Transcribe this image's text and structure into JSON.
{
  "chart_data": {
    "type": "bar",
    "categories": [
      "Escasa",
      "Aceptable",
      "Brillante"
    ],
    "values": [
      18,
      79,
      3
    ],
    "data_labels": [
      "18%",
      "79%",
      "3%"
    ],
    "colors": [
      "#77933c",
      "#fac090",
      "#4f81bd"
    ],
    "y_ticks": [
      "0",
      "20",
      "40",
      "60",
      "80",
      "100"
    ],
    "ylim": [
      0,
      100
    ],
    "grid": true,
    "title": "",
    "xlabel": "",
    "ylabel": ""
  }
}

- [WORK REQUIRED]:
Transcribe every entry word for word.

- [SOLVED EXERCISE]:
Transcribe this image's text and structure into JSON.
{
  "chart_data": {
    "type": "bar",
    "categories": [
      "Escasa",
      "Aceptable",
      "Brillante"
    ],
    "values": [
      18,
      79,
      3
    ],
    "data_labels": [
      "18%",
      "79%",
      "3%"
    ],
    "colors": [
      "#77933c",
      "#fac090",
      "#4f81bd"
    ],
    "y_ticks": [
      "0",
      "20",
      "40",
      "60",
      "80",
      "100"
    ],
    "ylim": [
      0,
      100
    ],
    "grid": true,
    "title": "",
    "xlabel": "",
    "ylabel": ""
  }
}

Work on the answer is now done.